■ WHAT YOU WILL DO: In everything from the start of the listing down through the line containing "plug-icon — [28, 652, 44, 676]", substitute "connection-item" for "session-item" and reproduce those lines with nothing else changed.
################
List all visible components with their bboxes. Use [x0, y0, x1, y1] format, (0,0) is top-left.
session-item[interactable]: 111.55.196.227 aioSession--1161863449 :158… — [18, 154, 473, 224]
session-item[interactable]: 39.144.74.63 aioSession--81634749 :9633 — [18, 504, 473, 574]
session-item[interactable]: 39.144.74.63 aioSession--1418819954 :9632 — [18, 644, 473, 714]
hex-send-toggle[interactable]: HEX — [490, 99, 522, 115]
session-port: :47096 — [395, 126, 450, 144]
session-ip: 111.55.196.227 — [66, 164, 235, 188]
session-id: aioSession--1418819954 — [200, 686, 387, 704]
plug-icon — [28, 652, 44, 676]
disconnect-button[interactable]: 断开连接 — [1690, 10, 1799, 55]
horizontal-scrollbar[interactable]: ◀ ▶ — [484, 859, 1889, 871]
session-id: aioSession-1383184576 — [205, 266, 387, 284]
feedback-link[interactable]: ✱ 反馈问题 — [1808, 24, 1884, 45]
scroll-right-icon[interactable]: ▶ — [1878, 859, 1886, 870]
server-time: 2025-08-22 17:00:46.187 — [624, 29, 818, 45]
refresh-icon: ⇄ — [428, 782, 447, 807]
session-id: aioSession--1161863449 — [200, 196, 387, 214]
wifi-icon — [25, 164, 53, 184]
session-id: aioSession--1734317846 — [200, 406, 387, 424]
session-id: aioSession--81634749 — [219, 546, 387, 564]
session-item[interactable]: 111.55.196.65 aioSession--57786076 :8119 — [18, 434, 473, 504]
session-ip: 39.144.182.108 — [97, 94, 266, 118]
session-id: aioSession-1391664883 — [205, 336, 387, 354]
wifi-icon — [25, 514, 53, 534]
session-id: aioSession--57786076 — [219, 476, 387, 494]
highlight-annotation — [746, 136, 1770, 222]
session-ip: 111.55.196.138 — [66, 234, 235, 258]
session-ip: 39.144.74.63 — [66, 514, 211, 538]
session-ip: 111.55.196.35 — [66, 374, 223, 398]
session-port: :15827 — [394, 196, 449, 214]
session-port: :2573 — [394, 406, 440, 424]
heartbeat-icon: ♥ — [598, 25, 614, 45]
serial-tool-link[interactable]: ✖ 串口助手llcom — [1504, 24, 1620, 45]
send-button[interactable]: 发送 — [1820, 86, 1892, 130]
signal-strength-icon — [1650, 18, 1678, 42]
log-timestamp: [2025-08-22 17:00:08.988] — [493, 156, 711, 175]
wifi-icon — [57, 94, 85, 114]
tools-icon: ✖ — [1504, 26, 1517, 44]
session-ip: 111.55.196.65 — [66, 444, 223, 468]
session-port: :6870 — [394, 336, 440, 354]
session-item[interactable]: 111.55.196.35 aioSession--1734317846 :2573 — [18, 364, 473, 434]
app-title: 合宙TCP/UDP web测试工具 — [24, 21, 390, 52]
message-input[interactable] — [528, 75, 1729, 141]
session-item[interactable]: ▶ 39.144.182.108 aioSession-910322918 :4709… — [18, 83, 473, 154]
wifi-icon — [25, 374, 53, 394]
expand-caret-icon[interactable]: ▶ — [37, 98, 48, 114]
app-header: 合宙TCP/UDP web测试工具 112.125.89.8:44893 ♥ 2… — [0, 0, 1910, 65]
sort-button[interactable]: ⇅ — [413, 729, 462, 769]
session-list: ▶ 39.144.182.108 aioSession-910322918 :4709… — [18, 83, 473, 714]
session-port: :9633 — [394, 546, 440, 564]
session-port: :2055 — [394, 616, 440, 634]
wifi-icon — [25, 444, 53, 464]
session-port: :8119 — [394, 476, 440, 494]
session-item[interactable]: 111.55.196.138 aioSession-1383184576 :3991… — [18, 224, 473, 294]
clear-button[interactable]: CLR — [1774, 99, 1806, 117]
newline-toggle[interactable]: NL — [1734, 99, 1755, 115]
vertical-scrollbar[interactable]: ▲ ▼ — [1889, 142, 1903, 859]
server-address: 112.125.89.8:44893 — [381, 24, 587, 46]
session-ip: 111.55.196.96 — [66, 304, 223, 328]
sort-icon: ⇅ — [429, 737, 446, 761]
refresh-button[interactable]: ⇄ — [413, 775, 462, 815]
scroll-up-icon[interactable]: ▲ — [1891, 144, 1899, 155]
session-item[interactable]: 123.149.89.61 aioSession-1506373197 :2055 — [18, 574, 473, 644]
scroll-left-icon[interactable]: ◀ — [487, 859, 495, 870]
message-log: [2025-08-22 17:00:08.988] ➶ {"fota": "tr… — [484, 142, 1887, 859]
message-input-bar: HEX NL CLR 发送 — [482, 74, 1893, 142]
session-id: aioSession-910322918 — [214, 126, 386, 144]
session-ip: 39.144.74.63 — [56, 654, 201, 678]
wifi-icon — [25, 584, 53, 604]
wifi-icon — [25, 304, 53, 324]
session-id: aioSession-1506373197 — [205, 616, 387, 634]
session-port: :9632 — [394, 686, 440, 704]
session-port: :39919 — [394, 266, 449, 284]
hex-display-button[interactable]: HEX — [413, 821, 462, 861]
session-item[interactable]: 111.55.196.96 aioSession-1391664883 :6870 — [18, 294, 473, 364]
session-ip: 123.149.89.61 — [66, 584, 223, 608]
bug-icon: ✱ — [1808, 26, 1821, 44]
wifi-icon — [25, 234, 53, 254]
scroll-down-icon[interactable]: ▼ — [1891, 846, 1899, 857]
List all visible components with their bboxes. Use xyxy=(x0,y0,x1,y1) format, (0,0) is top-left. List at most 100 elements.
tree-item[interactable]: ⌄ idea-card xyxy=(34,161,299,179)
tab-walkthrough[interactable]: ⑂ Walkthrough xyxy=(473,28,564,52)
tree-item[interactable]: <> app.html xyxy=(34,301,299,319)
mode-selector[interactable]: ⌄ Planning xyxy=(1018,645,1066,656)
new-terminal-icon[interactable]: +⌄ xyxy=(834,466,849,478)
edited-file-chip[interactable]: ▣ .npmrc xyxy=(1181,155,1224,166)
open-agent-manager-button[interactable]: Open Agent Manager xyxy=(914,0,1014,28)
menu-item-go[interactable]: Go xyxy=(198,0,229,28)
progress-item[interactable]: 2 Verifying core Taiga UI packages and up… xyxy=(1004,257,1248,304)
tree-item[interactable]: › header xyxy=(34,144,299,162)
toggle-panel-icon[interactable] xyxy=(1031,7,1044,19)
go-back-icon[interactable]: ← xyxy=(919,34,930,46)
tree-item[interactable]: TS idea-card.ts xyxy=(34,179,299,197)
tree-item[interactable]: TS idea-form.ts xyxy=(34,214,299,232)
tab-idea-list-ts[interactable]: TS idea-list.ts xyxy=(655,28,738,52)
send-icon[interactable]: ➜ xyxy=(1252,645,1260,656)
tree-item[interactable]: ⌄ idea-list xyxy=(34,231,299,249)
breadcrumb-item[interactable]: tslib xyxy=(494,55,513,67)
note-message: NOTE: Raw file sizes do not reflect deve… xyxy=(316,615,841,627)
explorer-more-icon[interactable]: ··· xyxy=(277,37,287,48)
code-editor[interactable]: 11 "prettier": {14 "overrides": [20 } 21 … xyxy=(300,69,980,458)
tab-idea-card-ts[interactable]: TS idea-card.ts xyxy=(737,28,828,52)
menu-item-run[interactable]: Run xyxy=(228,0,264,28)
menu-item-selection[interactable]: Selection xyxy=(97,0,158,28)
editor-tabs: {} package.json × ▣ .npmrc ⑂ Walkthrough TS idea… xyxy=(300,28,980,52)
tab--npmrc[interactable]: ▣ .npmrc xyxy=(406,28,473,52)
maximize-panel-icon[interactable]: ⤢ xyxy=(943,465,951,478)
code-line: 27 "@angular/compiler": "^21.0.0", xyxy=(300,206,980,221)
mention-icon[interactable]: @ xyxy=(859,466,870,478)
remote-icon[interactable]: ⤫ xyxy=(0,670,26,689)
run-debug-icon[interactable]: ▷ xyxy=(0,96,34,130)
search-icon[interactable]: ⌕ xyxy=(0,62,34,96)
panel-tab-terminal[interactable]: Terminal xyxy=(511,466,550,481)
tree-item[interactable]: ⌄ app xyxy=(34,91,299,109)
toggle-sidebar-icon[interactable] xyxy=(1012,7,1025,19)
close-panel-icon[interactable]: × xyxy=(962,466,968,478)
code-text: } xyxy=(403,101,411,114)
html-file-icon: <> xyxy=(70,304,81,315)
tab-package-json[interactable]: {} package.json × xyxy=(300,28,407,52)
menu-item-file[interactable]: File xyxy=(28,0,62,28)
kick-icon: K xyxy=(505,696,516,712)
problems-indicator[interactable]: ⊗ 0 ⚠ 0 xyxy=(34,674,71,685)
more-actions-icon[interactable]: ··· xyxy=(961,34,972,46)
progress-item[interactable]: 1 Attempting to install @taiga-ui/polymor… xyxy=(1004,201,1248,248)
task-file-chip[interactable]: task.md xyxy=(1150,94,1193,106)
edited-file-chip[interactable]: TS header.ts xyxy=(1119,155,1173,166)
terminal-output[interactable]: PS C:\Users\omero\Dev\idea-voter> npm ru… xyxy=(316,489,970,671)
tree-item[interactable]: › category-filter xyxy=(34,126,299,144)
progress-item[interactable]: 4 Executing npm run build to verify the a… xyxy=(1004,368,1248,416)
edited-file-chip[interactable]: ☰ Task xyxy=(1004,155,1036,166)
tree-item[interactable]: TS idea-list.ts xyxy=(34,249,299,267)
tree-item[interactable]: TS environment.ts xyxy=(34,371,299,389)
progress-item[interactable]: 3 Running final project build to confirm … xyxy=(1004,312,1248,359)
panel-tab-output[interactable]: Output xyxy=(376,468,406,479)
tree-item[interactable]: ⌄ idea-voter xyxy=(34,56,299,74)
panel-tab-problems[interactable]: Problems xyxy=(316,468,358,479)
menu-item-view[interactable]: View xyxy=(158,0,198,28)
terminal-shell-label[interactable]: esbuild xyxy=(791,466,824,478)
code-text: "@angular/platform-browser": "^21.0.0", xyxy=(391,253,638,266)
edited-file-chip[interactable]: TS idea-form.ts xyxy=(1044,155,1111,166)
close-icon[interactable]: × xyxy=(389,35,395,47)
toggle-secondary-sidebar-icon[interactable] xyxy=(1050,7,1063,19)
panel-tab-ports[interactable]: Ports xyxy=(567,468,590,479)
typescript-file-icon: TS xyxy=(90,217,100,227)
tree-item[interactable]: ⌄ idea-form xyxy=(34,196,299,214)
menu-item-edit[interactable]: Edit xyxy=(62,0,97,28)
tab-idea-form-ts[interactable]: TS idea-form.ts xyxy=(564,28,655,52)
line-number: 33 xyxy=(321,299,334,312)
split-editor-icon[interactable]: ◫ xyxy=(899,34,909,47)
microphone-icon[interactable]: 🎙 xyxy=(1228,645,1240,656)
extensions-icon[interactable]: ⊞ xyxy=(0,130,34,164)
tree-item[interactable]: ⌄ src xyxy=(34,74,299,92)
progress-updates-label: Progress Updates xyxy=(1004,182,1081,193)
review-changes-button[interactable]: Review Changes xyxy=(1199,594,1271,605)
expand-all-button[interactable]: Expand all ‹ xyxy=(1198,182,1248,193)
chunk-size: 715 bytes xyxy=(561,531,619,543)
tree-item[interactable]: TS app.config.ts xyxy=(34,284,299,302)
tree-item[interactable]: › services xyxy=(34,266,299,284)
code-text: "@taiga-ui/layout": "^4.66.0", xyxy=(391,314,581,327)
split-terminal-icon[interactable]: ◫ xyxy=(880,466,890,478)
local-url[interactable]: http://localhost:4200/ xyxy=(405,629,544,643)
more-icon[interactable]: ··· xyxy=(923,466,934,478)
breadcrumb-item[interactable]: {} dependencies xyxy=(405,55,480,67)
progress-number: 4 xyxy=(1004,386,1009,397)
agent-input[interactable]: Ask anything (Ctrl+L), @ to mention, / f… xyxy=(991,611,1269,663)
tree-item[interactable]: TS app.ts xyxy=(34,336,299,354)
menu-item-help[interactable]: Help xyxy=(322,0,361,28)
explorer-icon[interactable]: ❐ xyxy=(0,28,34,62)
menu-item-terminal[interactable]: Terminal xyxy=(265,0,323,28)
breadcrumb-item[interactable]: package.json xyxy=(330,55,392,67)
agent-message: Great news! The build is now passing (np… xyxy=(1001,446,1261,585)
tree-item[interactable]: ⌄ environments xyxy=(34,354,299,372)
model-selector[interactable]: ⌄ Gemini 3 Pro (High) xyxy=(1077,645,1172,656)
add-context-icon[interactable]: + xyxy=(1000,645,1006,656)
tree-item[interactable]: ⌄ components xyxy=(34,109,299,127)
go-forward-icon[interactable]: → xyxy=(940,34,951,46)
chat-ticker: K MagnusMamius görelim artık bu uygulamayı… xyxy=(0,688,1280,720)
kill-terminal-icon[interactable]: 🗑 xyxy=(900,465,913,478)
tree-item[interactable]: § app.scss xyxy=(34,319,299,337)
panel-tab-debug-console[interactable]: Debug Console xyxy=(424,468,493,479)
################
■ RESULT OF THIS TASK:
List all visible components with their bboxes. Use [x0, y0, x1, y1] format, (0,0) is top-left.
connection-item[interactable]: 111.55.196.227 aioSession--1161863449 :158… — [18, 154, 473, 224]
connection-item[interactable]: 39.144.74.63 aioSession--81634749 :9633 — [18, 504, 473, 574]
connection-item[interactable]: 39.144.74.63 aioSession--1418819954 :9632 — [18, 644, 473, 714]
hex-send-toggle[interactable]: HEX — [490, 99, 522, 115]
session-port: :47096 — [395, 126, 450, 144]
session-ip: 111.55.196.227 — [66, 164, 235, 188]
session-id: aioSession--1418819954 — [200, 686, 387, 704]
plug-icon — [28, 652, 44, 676]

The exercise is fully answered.